Your objective:
Repeat each record below exactly, dropping the pictures.

-- start of Stored records --

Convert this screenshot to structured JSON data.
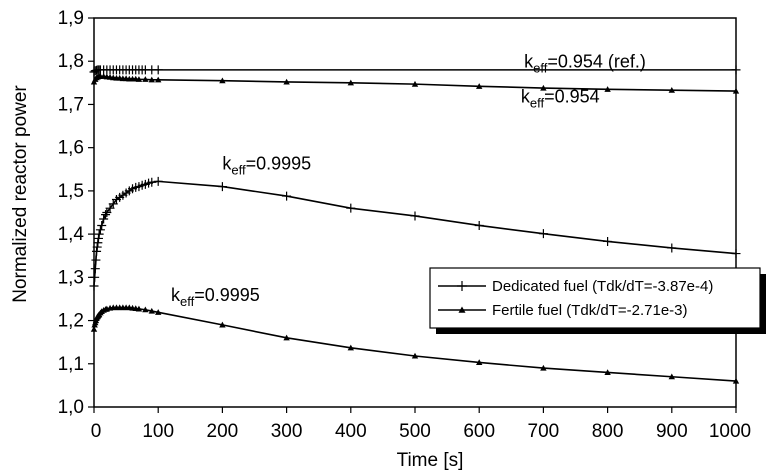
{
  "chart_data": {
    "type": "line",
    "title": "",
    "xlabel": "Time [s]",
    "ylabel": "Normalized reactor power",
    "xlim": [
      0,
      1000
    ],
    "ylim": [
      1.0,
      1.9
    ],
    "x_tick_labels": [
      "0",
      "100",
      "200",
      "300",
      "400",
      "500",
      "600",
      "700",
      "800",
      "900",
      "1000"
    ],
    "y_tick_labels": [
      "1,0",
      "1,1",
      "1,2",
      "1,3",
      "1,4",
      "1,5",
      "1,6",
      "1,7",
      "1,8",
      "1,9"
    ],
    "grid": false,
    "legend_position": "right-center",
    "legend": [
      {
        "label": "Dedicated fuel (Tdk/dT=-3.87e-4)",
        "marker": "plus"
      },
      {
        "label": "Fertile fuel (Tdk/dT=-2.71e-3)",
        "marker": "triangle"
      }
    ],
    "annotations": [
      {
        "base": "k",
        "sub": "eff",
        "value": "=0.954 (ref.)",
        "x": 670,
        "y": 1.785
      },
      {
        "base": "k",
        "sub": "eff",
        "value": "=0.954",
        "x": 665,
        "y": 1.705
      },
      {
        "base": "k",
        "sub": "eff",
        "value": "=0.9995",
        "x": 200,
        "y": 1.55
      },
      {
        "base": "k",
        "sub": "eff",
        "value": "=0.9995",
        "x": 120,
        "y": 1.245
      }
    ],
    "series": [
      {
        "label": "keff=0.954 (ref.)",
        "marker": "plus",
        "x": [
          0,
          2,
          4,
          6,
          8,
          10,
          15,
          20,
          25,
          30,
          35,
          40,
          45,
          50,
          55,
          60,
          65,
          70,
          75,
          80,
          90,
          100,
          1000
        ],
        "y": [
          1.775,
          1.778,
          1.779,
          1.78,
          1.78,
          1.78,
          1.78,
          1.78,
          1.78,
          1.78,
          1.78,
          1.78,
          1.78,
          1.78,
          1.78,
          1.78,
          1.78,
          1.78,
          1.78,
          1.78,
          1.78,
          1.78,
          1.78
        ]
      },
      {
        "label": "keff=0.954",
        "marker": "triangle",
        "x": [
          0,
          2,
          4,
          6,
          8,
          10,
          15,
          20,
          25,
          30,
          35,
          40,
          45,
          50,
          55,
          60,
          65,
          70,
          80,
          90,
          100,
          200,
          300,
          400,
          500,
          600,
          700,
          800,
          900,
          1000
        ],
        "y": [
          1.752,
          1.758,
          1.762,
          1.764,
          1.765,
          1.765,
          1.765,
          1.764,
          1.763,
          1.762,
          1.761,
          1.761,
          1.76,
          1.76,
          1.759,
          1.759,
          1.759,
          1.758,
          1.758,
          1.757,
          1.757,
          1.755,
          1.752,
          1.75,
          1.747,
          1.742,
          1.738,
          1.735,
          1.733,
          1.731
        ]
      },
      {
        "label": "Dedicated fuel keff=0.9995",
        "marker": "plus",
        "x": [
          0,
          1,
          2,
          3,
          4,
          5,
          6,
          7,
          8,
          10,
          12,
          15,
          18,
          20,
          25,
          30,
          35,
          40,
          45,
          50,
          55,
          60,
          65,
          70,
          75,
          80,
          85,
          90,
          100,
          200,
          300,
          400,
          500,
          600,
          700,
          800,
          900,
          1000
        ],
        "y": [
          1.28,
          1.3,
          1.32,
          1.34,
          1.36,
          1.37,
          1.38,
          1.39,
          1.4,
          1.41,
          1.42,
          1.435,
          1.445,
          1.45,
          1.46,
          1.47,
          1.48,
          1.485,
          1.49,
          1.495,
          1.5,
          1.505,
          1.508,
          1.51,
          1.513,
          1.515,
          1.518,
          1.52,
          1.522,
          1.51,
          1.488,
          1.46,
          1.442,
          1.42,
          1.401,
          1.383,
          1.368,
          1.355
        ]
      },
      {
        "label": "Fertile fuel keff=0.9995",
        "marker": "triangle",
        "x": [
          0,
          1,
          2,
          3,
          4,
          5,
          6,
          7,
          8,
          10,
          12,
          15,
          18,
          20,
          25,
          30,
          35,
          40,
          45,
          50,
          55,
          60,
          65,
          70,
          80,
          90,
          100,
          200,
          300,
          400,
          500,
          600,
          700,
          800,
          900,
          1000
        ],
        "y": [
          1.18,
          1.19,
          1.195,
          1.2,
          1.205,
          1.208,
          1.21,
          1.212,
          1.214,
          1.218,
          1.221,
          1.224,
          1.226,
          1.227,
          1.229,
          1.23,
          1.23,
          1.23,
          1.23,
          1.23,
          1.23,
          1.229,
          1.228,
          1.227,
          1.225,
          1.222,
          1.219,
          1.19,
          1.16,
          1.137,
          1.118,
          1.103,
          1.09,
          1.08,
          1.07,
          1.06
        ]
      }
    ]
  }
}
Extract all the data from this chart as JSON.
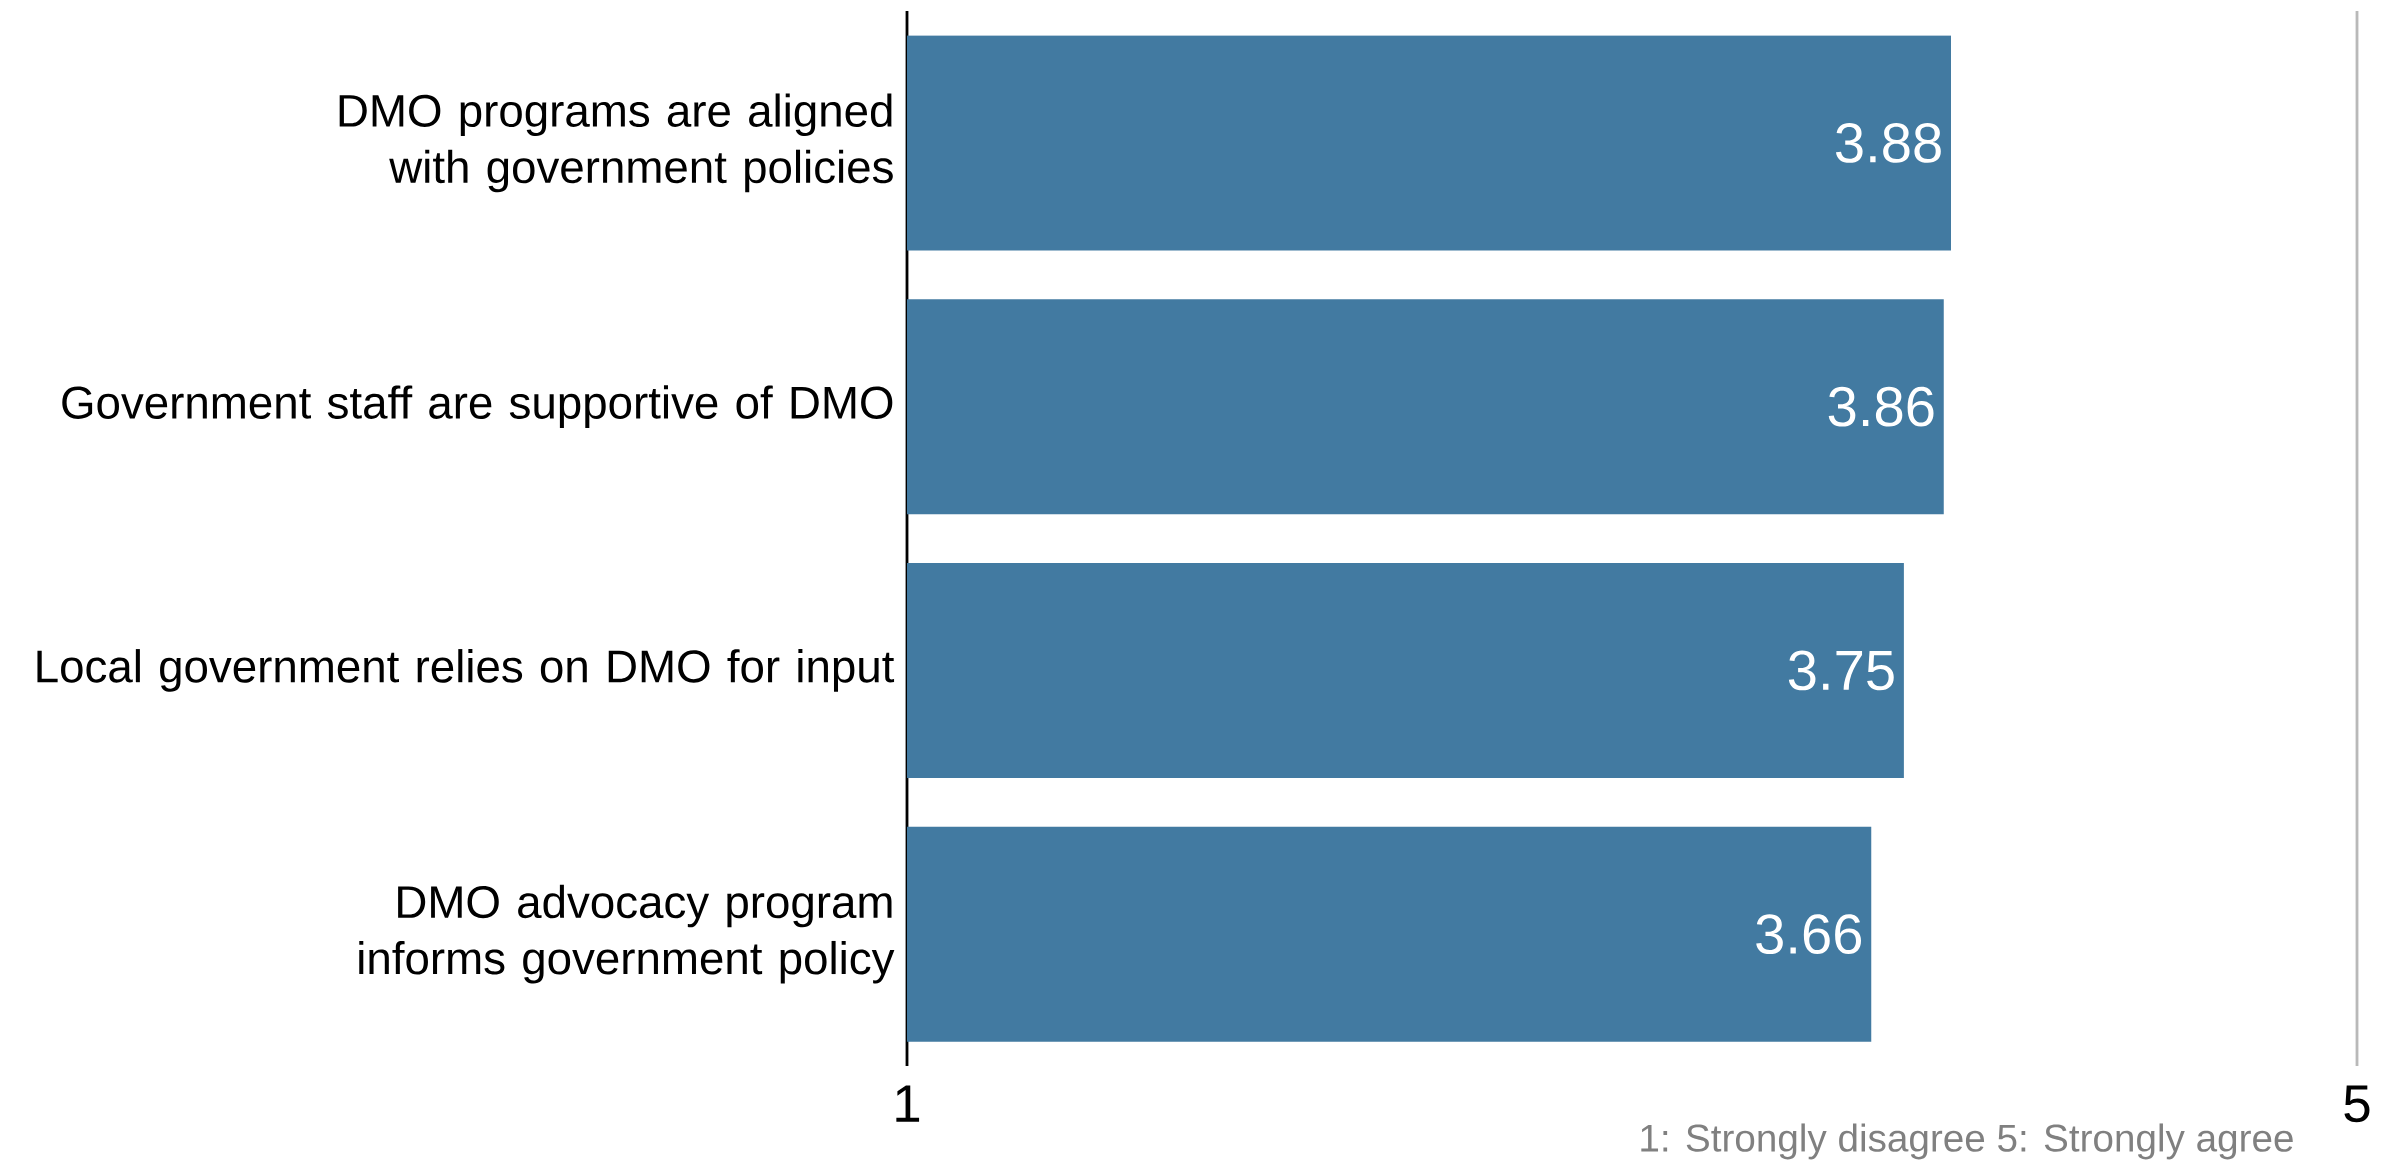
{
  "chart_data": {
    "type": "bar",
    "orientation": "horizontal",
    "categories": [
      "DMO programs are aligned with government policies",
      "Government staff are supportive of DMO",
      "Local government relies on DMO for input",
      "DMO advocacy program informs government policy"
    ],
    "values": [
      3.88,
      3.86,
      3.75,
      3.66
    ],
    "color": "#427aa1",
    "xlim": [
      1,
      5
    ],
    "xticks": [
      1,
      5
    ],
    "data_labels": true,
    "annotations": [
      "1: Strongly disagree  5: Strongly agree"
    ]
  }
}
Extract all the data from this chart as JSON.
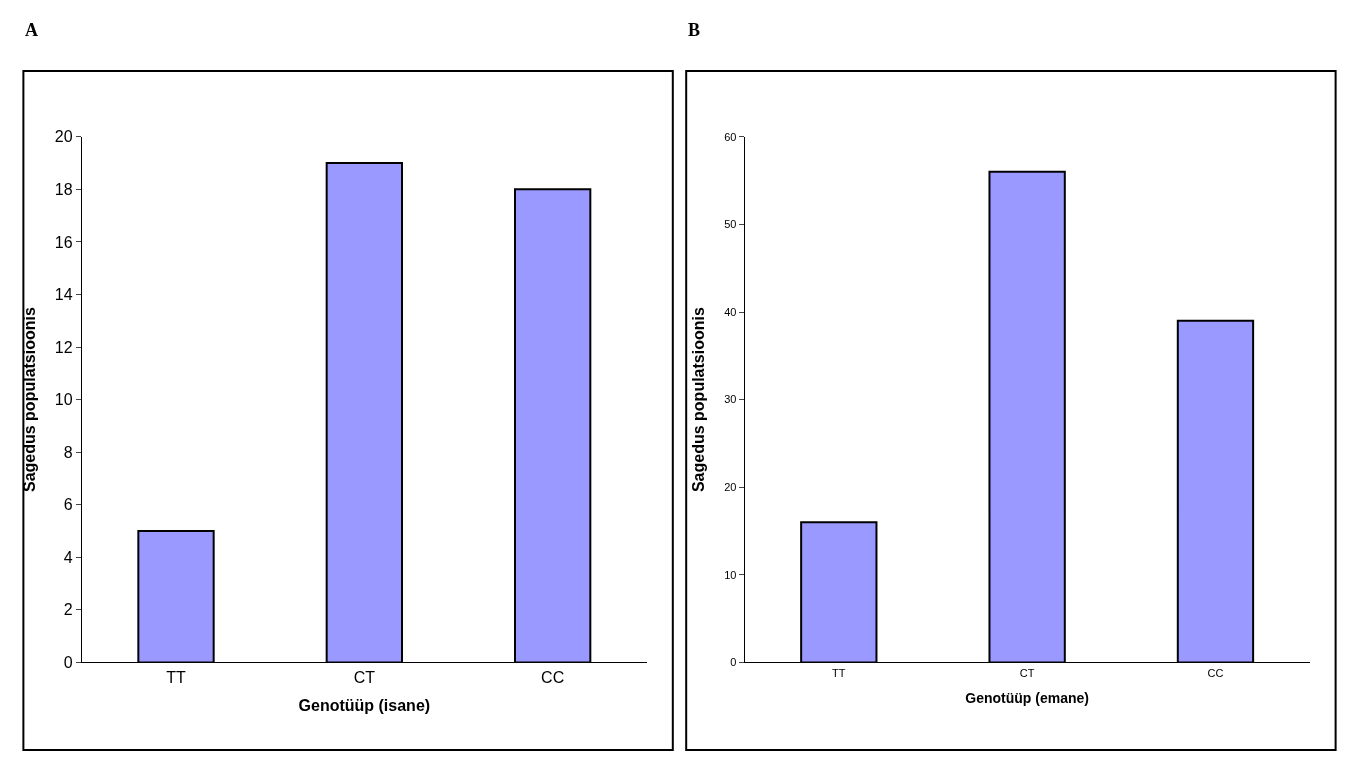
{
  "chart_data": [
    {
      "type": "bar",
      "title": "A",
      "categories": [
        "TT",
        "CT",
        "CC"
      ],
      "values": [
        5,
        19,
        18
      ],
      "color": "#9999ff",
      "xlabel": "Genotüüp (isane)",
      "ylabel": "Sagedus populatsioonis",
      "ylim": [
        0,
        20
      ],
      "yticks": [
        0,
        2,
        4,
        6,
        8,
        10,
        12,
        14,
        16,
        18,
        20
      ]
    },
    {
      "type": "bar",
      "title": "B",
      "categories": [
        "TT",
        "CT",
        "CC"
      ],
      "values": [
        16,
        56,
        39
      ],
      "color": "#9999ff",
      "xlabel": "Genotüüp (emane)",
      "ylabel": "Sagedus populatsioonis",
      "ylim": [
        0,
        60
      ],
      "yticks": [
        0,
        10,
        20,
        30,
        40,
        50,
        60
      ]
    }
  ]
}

-- end of Stored records --

Exercise output:
Convert this screenshot to structured JSON data.
{
  "chart_data": {
    "type": "line",
    "title": "",
    "xlabel": "Time [s]",
    "ylabel": "Normalized reactor power",
    "xlim": [
      0,
      1000
    ],
    "ylim": [
      1.0,
      1.9
    ],
    "x_tick_labels": [
      "0",
      "100",
      "200",
      "300",
      "400",
      "500",
      "600",
      "700",
      "800",
      "900",
      "1000"
    ],
    "y_tick_labels": [
      "1,0",
      "1,1",
      "1,2",
      "1,3",
      "1,4",
      "1,5",
      "1,6",
      "1,7",
      "1,8",
      "1,9"
    ],
    "grid": false,
    "legend_position": "right-center",
    "legend": [
      {
        "label": "Dedicated fuel (Tdk/dT=-3.87e-4)",
        "marker": "plus"
      },
      {
        "label": "Fertile fuel (Tdk/dT=-2.71e-3)",
        "marker": "triangle"
      }
    ],
    "annotations": [
      {
        "base": "k",
        "sub": "eff",
        "value": "=0.954 (ref.)",
        "x": 670,
        "y": 1.785
      },
      {
        "base": "k",
        "sub": "eff",
        "value": "=0.954",
        "x": 665,
        "y": 1.705
      },
      {
        "base": "k",
        "sub": "eff",
        "value": "=0.9995",
        "x": 200,
        "y": 1.55
      },
      {
        "base": "k",
        "sub": "eff",
        "value": "=0.9995",
        "x": 120,
        "y": 1.245
      }
    ],
    "series": [
      {
        "label": "keff=0.954 (ref.)",
        "marker": "plus",
        "x": [
          0,
          2,
          4,
          6,
          8,
          10,
          15,
          20,
          25,
          30,
          35,
          40,
          45,
          50,
          55,
          60,
          65,
          70,
          75,
          80,
          90,
          100,
          1000
        ],
        "y": [
          1.775,
          1.778,
          1.779,
          1.78,
          1.78,
          1.78,
          1.78,
          1.78,
          1.78,
          1.78,
          1.78,
          1.78,
          1.78,
          1.78,
          1.78,
          1.78,
          1.78,
          1.78,
          1.78,
          1.78,
          1.78,
          1.78,
          1.78
        ]
      },
      {
        "label": "keff=0.954",
        "marker": "triangle",
        "x": [
          0,
          2,
          4,
          6,
          8,
          10,
          15,
          20,
          25,
          30,
          35,
          40,
          45,
          50,
          55,
          60,
          65,
          70,
          80,
          90,
          100,
          200,
          300,
          400,
          500,
          600,
          700,
          800,
          900,
          1000
        ],
        "y": [
          1.752,
          1.758,
          1.762,
          1.764,
          1.765,
          1.765,
          1.765,
          1.764,
          1.763,
          1.762,
          1.761,
          1.761,
          1.76,
          1.76,
          1.759,
          1.759,
          1.759,
          1.758,
          1.758,
          1.757,
          1.757,
          1.755,
          1.752,
          1.75,
          1.747,
          1.742,
          1.738,
          1.735,
          1.733,
          1.731
        ]
      },
      {
        "label": "Dedicated fuel keff=0.9995",
        "marker": "plus",
        "x": [
          0,
          1,
          2,
          3,
          4,
          5,
          6,
          7,
          8,
          10,
          12,
          15,
          18,
          20,
          25,
          30,
          35,
          40,
          45,
          50,
          55,
          60,
          65,
          70,
          75,
          80,
          85,
          90,
          100,
          200,
          300,
          400,
          500,
          600,
          700,
          800,
          900,
          1000
        ],
        "y": [
          1.28,
          1.3,
          1.32,
          1.34,
          1.36,
          1.37,
          1.38,
          1.39,
          1.4,
          1.41,
          1.42,
          1.435,
          1.445,
          1.45,
          1.46,
          1.47,
          1.48,
          1.485,
          1.49,
          1.495,
          1.5,
          1.505,
          1.508,
          1.51,
          1.513,
          1.515,
          1.518,
          1.52,
          1.522,
          1.51,
          1.488,
          1.46,
          1.442,
          1.42,
          1.401,
          1.383,
          1.368,
          1.355
        ]
      },
      {
        "label": "Fertile fuel keff=0.9995",
        "marker": "triangle",
        "x": [
          0,
          1,
          2,
          3,
          4,
          5,
          6,
          7,
          8,
          10,
          12,
          15,
          18,
          20,
          25,
          30,
          35,
          40,
          45,
          50,
          55,
          60,
          65,
          70,
          80,
          90,
          100,
          200,
          300,
          400,
          500,
          600,
          700,
          800,
          900,
          1000
        ],
        "y": [
          1.18,
          1.19,
          1.195,
          1.2,
          1.205,
          1.208,
          1.21,
          1.212,
          1.214,
          1.218,
          1.221,
          1.224,
          1.226,
          1.227,
          1.229,
          1.23,
          1.23,
          1.23,
          1.23,
          1.23,
          1.23,
          1.229,
          1.228,
          1.227,
          1.225,
          1.222,
          1.219,
          1.19,
          1.16,
          1.137,
          1.118,
          1.103,
          1.09,
          1.08,
          1.07,
          1.06
        ]
      }
    ]
  }
}
Extract all the data from this chart as JSON.
{
  "chart_data": {
    "type": "bar",
    "orientation": "horizontal",
    "categories": [
      "DMO programs are aligned with government policies",
      "Government staff are supportive of DMO",
      "Local government relies on DMO for input",
      "DMO advocacy program informs government policy"
    ],
    "values": [
      3.88,
      3.86,
      3.75,
      3.66
    ],
    "color": "#427aa1",
    "xlim": [
      1,
      5
    ],
    "xticks": [
      1,
      5
    ],
    "data_labels": true,
    "annotations": [
      "1: Strongly disagree  5: Strongly agree"
    ]
  }
}
Extract all the data from this chart as JSON.
{
  "chart_data": [
    {
      "type": "bar",
      "title": "A",
      "categories": [
        "TT",
        "CT",
        "CC"
      ],
      "values": [
        5,
        19,
        18
      ],
      "color": "#9999ff",
      "xlabel": "Genotüüp (isane)",
      "ylabel": "Sagedus populatsioonis",
      "ylim": [
        0,
        20
      ],
      "yticks": [
        0,
        2,
        4,
        6,
        8,
        10,
        12,
        14,
        16,
        18,
        20
      ]
    },
    {
      "type": "bar",
      "title": "B",
      "categories": [
        "TT",
        "CT",
        "CC"
      ],
      "values": [
        16,
        56,
        39
      ],
      "color": "#9999ff",
      "xlabel": "Genotüüp (emane)",
      "ylabel": "Sagedus populatsioonis",
      "ylim": [
        0,
        60
      ],
      "yticks": [
        0,
        10,
        20,
        30,
        40,
        50,
        60
      ]
    }
  ]
}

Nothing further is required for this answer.